= EXERCISE INSTRUCTIONS =
Extract everything from the first of the rows below down to the line containing "category-label-line: 北滘 [134,936,179,961]", with both ends included, and reproduce those lines character for character.

>>>

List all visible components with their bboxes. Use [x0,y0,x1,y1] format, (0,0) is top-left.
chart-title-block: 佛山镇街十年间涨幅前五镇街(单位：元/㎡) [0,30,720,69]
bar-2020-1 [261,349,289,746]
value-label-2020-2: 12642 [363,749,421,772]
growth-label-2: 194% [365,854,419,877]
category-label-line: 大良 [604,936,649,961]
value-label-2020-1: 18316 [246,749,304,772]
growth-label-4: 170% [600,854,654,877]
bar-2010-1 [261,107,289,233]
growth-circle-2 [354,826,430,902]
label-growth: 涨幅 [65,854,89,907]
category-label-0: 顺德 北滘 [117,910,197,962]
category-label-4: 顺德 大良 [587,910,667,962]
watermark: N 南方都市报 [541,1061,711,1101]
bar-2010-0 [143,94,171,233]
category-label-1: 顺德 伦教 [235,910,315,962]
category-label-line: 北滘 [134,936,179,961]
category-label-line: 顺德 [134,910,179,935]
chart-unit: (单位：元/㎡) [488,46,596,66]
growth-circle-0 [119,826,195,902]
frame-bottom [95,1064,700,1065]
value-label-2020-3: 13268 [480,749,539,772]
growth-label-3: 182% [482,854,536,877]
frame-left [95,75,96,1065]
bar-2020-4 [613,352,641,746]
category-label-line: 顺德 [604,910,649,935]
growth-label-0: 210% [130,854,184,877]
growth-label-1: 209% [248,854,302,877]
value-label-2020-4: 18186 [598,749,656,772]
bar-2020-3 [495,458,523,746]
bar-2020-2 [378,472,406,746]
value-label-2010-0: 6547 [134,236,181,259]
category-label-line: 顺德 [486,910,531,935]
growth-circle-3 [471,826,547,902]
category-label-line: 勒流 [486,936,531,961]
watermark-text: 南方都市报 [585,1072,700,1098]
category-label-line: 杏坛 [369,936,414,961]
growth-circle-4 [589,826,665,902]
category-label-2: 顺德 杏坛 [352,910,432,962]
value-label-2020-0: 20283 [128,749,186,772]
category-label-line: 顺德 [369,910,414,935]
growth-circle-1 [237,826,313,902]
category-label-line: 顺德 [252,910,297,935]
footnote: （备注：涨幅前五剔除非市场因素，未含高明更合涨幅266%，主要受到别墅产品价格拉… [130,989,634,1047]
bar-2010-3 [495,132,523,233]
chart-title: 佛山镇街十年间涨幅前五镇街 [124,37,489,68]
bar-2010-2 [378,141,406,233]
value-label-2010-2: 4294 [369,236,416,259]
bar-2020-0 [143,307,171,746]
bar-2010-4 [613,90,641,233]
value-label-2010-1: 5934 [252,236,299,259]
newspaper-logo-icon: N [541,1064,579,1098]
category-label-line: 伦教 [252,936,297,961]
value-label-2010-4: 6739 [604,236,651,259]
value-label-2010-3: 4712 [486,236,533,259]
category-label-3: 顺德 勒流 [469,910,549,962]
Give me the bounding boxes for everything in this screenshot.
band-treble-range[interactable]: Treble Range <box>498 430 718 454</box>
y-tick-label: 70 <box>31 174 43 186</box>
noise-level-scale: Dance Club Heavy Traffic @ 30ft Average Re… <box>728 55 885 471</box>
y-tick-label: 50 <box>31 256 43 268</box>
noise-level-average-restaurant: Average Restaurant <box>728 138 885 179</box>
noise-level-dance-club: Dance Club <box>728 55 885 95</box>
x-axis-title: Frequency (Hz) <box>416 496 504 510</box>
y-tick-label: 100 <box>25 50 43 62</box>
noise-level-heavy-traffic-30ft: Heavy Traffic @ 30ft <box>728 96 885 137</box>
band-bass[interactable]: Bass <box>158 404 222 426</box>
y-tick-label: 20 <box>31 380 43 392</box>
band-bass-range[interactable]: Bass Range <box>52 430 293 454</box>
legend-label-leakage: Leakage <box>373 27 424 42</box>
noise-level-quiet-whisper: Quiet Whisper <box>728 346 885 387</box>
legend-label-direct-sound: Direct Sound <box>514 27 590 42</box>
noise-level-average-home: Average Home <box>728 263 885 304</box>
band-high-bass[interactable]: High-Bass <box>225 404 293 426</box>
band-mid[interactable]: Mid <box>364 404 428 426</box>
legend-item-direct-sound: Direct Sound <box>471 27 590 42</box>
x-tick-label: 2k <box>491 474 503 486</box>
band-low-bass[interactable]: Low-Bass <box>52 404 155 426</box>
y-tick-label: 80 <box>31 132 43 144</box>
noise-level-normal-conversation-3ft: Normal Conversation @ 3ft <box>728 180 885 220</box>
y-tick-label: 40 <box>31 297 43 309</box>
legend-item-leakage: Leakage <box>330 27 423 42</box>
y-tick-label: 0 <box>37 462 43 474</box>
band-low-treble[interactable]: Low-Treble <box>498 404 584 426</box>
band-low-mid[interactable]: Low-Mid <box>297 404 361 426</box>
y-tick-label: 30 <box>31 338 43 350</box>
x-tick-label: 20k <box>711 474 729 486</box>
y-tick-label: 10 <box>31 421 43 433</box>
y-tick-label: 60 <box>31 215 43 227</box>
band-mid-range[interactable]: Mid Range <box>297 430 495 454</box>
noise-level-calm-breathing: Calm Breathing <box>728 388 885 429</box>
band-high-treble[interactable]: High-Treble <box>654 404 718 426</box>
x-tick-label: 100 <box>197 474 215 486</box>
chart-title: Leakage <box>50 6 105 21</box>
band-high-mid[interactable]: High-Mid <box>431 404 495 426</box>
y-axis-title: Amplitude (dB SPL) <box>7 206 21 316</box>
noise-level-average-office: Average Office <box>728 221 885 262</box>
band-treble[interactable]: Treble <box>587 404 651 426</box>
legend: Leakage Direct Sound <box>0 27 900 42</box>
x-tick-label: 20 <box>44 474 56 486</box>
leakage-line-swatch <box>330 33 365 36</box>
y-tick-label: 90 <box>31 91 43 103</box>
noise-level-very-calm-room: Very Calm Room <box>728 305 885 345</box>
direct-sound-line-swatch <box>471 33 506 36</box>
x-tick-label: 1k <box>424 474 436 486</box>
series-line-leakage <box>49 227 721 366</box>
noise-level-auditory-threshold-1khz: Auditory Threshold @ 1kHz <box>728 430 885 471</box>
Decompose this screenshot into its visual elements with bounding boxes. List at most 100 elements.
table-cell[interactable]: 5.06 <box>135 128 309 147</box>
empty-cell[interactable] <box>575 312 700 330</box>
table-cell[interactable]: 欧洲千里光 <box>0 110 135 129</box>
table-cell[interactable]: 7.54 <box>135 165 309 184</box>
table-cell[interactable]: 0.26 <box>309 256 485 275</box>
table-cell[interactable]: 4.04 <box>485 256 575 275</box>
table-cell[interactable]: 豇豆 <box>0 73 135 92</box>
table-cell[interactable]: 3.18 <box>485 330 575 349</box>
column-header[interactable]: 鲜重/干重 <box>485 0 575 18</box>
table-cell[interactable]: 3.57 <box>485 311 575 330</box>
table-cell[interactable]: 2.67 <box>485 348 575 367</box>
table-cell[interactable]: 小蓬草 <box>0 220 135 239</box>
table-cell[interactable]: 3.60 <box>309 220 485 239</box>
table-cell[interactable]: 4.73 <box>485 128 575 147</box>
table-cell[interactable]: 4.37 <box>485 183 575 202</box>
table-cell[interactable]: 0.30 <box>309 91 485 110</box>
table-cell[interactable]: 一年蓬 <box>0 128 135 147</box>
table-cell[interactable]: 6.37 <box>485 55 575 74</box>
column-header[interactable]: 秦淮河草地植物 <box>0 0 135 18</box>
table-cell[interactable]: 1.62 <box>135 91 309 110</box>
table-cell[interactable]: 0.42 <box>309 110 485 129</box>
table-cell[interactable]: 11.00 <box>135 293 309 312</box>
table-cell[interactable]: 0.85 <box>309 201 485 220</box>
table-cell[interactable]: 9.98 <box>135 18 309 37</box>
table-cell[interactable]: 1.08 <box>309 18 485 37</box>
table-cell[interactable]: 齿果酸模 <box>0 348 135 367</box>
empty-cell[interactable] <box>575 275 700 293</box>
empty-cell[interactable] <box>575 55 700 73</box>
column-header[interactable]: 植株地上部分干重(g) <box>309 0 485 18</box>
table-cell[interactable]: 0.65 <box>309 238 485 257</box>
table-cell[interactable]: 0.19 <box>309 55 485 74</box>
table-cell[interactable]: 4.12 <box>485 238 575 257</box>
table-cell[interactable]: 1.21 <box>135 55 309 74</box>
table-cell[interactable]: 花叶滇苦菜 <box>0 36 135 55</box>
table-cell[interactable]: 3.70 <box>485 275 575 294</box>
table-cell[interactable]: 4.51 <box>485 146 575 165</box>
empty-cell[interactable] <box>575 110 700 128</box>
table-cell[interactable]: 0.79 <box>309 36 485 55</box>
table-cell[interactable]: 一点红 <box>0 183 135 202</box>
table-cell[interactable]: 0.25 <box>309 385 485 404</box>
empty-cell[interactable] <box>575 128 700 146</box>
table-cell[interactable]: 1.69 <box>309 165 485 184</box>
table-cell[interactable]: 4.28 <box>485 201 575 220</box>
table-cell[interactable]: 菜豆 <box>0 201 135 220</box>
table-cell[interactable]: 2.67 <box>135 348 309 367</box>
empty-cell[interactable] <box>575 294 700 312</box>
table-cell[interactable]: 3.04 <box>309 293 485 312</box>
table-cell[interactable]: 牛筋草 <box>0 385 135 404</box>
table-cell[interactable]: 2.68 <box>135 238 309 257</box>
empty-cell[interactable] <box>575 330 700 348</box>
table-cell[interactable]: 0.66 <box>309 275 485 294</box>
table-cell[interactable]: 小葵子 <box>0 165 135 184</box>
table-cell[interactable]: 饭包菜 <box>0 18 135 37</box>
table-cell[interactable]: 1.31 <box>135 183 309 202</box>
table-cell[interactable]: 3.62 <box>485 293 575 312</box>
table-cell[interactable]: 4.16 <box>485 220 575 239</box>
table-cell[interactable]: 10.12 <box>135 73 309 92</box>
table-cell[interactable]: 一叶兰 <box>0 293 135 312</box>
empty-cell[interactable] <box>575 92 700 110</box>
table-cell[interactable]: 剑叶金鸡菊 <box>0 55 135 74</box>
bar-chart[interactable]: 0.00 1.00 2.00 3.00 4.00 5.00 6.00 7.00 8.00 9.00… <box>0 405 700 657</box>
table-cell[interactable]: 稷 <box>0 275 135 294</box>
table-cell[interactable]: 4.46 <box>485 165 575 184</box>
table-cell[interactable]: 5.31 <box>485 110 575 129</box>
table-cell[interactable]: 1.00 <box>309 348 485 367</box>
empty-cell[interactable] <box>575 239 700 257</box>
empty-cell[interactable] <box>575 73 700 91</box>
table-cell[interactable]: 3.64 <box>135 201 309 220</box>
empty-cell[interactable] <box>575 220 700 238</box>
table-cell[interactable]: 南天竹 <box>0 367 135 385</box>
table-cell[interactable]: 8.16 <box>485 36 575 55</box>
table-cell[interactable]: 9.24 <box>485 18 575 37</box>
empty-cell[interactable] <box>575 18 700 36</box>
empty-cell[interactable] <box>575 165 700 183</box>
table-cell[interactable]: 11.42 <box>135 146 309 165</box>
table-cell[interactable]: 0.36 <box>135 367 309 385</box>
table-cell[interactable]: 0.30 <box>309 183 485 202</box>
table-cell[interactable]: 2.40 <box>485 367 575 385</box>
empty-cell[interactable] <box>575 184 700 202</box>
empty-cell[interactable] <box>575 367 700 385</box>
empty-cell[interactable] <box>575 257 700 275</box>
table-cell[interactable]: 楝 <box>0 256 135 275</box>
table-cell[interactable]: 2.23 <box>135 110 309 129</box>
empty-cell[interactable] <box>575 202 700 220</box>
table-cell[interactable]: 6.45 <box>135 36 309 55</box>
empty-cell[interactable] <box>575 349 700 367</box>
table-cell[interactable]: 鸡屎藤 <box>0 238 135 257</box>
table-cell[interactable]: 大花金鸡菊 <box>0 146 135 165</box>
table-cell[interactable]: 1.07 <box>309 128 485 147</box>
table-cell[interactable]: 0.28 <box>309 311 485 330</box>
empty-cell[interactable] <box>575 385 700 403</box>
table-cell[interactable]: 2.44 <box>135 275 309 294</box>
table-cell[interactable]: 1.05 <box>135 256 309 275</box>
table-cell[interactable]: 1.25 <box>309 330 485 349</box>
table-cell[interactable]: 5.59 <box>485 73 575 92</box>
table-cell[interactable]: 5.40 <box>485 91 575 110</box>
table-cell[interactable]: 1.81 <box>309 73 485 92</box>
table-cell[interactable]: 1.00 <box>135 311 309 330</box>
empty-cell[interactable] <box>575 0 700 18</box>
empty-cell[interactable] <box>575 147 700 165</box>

<<<

= RESPONSE TO THE EXERCISE =
List all visible components with their bboxes. Use [x0,y0,x1,y1] format, (0,0) is top-left.
chart-title-block: 佛山镇街十年间涨幅前五镇街(单位：元/㎡) [0,30,720,69]
bar-2020-1 [261,349,289,746]
value-label-2020-2: 12642 [363,749,421,772]
growth-label-2: 194% [365,854,419,877]
category-label-line: 大良 [604,936,649,961]
value-label-2020-1: 18316 [246,749,304,772]
growth-label-4: 170% [600,854,654,877]
bar-2010-1 [261,107,289,233]
growth-circle-2 [354,826,430,902]
label-growth: 涨幅 [65,854,89,907]
category-label-0: 顺德 北滘 [117,910,197,962]
category-label-4: 顺德 大良 [587,910,667,962]
watermark: N 南方都市报 [541,1061,711,1101]
bar-2010-0 [143,94,171,233]
category-label-1: 顺德 伦教 [235,910,315,962]
category-label-line: 北滘 [134,936,179,961]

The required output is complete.